Stated exercise:
Gather each line containing the string "Youtube" from these entries.

·····

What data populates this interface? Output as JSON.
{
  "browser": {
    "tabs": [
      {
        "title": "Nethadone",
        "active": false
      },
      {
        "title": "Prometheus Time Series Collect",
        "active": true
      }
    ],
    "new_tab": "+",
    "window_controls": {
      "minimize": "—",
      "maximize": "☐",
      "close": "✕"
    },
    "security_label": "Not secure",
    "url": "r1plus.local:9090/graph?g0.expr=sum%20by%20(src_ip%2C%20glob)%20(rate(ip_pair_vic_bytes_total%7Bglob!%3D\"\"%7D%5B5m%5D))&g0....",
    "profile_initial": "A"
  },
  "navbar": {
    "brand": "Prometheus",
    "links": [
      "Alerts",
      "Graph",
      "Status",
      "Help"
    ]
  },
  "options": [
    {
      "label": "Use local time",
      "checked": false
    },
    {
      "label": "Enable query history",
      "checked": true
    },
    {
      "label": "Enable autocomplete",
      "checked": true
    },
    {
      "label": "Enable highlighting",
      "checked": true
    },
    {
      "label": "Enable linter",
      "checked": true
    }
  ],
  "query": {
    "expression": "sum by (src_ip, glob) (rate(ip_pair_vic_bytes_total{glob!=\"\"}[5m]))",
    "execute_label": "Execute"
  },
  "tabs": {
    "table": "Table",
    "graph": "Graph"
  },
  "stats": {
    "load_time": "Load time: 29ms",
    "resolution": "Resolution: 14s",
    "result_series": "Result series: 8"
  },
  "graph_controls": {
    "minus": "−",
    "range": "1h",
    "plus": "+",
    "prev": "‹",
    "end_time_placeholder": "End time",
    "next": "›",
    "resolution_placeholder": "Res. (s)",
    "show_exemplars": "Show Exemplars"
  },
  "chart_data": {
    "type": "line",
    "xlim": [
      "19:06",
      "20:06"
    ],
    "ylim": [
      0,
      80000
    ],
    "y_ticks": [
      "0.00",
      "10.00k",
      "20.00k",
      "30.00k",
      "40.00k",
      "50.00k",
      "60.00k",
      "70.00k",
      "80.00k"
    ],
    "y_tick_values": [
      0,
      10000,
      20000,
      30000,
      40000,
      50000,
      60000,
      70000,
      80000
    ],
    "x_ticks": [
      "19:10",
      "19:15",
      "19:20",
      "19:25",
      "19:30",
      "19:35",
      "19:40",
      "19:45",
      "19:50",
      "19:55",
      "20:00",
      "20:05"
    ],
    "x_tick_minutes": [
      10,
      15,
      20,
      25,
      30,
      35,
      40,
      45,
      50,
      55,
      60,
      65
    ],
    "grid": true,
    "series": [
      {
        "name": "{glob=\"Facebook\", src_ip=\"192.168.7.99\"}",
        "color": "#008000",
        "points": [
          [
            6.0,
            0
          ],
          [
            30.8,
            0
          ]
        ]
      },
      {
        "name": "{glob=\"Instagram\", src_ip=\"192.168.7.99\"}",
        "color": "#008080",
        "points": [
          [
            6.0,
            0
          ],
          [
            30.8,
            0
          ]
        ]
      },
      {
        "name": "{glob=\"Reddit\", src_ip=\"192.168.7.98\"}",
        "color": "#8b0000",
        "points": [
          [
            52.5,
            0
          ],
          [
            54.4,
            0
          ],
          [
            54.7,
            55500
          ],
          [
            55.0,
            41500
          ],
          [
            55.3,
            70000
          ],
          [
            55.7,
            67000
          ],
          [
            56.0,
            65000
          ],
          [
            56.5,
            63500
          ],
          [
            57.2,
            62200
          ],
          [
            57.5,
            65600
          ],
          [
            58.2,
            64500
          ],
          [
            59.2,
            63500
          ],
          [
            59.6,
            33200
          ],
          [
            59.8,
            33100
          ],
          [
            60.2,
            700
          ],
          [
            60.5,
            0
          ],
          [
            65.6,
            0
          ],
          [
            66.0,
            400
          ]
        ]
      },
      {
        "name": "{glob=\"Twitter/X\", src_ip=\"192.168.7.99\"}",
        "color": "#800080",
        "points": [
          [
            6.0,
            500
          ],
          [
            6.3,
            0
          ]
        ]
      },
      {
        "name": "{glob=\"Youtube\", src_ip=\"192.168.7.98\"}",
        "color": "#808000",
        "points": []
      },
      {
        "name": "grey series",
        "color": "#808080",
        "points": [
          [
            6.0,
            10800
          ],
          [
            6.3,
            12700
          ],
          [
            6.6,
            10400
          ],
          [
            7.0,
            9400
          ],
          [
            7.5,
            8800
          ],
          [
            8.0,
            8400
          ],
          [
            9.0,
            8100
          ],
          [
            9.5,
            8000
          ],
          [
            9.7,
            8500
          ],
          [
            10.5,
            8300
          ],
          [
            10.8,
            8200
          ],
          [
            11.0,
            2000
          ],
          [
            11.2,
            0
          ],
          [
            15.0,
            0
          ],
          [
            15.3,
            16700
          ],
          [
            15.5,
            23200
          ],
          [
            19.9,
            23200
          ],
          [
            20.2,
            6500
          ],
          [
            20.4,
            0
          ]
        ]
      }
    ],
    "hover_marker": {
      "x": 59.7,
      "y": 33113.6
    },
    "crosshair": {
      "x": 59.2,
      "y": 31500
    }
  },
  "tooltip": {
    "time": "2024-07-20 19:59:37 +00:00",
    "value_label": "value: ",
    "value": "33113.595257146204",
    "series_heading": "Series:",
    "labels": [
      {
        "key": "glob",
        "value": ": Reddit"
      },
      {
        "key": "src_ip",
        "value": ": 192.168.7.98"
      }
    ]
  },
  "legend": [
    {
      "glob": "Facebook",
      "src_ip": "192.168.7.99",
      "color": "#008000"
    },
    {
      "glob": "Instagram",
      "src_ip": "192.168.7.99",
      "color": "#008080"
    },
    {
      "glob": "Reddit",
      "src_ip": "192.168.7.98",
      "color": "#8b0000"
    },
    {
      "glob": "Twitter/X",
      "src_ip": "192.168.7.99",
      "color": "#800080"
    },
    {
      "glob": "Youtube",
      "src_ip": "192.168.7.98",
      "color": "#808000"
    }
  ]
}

·····

Answer in full:
        "name": "{glob=\"Youtube\", src_ip=\"192.168.7.98\"}",
      "glob": "Youtube",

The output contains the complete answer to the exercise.